» **Task goal**: Can you retype every record below exactly as written?

» **Records for the task**:
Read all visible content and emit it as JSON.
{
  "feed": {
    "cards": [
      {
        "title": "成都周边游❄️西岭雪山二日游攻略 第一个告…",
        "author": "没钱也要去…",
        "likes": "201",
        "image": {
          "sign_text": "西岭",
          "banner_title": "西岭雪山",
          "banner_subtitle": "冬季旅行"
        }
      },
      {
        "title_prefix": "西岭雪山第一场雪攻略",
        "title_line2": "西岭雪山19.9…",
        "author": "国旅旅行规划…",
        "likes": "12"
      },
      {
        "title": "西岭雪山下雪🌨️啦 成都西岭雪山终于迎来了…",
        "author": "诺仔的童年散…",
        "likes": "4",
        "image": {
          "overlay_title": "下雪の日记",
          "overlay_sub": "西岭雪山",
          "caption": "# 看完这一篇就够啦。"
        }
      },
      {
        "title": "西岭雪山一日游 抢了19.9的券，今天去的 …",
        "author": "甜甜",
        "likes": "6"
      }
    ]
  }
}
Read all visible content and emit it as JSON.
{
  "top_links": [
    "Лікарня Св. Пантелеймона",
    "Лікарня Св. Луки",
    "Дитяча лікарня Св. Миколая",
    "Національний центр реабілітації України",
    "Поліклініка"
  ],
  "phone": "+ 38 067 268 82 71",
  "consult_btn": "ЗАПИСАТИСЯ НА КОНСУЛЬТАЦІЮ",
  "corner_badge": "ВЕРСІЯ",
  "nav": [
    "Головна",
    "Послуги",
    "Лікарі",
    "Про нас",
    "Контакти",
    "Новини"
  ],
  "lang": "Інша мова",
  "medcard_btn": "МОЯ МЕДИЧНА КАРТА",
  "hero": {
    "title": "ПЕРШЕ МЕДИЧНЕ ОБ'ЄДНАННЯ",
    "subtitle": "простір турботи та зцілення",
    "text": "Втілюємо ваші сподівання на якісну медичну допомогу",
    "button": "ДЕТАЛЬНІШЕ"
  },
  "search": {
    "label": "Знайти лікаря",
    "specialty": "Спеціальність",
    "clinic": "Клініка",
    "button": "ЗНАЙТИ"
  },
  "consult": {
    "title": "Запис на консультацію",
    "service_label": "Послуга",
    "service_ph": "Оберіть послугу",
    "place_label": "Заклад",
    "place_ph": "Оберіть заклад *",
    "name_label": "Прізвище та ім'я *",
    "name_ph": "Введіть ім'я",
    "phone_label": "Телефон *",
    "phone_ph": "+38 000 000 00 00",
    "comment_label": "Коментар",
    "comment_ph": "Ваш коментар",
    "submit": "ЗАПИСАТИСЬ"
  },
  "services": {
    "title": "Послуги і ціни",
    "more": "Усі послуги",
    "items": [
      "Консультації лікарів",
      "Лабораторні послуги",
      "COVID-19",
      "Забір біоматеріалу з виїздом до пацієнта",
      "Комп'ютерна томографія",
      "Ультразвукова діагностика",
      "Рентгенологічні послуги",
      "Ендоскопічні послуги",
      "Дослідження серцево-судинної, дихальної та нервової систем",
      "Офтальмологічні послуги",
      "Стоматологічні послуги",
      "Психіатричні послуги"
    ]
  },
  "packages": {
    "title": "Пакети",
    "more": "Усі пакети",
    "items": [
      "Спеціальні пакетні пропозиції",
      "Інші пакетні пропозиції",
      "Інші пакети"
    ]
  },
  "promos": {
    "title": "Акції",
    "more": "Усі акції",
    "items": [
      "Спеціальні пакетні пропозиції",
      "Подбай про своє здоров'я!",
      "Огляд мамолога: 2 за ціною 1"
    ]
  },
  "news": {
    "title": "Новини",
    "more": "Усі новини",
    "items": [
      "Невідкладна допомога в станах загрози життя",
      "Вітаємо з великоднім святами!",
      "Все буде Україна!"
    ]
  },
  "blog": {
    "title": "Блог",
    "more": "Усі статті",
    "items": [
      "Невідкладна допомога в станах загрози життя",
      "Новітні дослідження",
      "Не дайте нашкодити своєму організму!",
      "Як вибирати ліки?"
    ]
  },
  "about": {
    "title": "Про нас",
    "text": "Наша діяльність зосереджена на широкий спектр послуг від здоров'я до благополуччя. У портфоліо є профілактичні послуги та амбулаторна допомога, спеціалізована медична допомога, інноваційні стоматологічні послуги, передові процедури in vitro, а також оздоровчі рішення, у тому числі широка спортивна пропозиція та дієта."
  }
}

» **Exercise solution**:
Read all visible content and emit it as JSON.
{
  "feed": {
    "cards": [
      {
        "title": "成都周边游❄️西岭雪山二日游攻略 第一个告…",
        "author": "没钱也要去…",
        "likes": "201",
        "image": {
          "sign_text": "西岭",
          "banner_title": "西岭雪山",
          "banner_subtitle": "冬季旅行"
        }
      },
      {
        "title_prefix": "西岭雪山第一场雪攻略",
        "title_line2": "西岭雪山19.9…",
        "author": "国旅旅行规划…",
        "likes": "12"
      },
      {
        "title": "西岭雪山下雪🌨️啦 成都西岭雪山终于迎来了…",
        "author": "诺仔的童年散…",
        "likes": "4",
        "image": {
          "overlay_title": "下雪の日记",
          "overlay_sub": "西岭雪山",
          "caption": "# 看完这一篇就够啦。"
        }
      },
      {
        "title": "西岭雪山一日游 抢了19.9的券，今天去的 …",
        "author": "甜甜",
        "likes": "6"
      }
    ]
  }
}
Read all visible content and emit it as JSON.
{
  "top_links": [
    "Лікарня Св. Пантелеймона",
    "Лікарня Св. Луки",
    "Дитяча лікарня Св. Миколая",
    "Національний центр реабілітації України",
    "Поліклініка"
  ],
  "phone": "+ 38 067 268 82 71",
  "consult_btn": "ЗАПИСАТИСЯ НА КОНСУЛЬТАЦІЮ",
  "corner_badge": "ВЕРСІЯ",
  "nav": [
    "Головна",
    "Послуги",
    "Лікарі",
    "Про нас",
    "Контакти",
    "Новини"
  ],
  "lang": "Інша мова",
  "medcard_btn": "МОЯ МЕДИЧНА КАРТА",
  "hero": {
    "title": "ПЕРШЕ МЕДИЧНЕ ОБ'ЄДНАННЯ",
    "subtitle": "простір турботи та зцілення",
    "text": "Втілюємо ваші сподівання на якісну медичну допомогу",
    "button": "ДЕТАЛЬНІШЕ"
  },
  "search": {
    "label": "Знайти лікаря",
    "specialty": "Спеціальність",
    "clinic": "Клініка",
    "button": "ЗНАЙТИ"
  },
  "consult": {
    "title": "Запис на консультацію",
    "service_label": "Послуга",
    "service_ph": "Оберіть послугу",
    "place_label": "Заклад",
    "place_ph": "Оберіть заклад *",
    "name_label": "Прізвище та ім'я *",
    "name_ph": "Введіть ім'я",
    "phone_label": "Телефон *",
    "phone_ph": "+38 000 000 00 00",
    "comment_label": "Коментар",
    "comment_ph": "Ваш коментар",
    "submit": "ЗАПИСАТИСЬ"
  },
  "services": {
    "title": "Послуги і ціни",
    "more": "Усі послуги",
    "items": [
      "Консультації лікарів",
      "Лабораторні послуги",
      "COVID-19",
      "Забір біоматеріалу з виїздом до пацієнта",
      "Комп'ютерна томографія",
      "Ультразвукова діагностика",
      "Рентгенологічні послуги",
      "Ендоскопічні послуги",
      "Дослідження серцево-судинної, дихальної та нервової систем",
      "Офтальмологічні послуги",
      "Стоматологічні послуги",
      "Психіатричні послуги"
    ]
  },
  "packages": {
    "title": "Пакети",
    "more": "Усі пакети",
    "items": [
      "Спеціальні пакетні пропозиції",
      "Інші пакетні пропозиції",
      "Інші пакети"
    ]
  },
  "promos": {
    "title": "Акції",
    "more": "Усі акції",
    "items": [
      "Спеціальні пакетні пропозиції",
      "Подбай про своє здоров'я!",
      "Огляд мамолога: 2 за ціною 1"
    ]
  },
  "news": {
    "title": "Новини",
    "more": "Усі новини",
    "items": [
      "Невідкладна допомога в станах загрози життя",
      "Вітаємо з великоднім святами!",
      "Все буде Україна!"
    ]
  },
  "blog": {
    "title": "Блог",
    "more": "Усі статті",
    "items": [
      "Невідкладна допомога в станах загрози життя",
      "Новітні дослідження",
      "Не дайте нашкодити своєму організму!",
      "Як вибирати ліки?"
    ]
  },
  "about": {
    "title": "Про нас",
    "text": "Наша діяльність зосереджена на широкий спектр послуг від здоров'я до благополуччя. У портфоліо є профілактичні послуги та амбулаторна допомога, спеціалізована медична допомога, інноваційні стоматологічні послуги, передові процедури in vitro, а також оздоровчі рішення, у тому числі широка спортивна пропозиція та дієта."
  }
}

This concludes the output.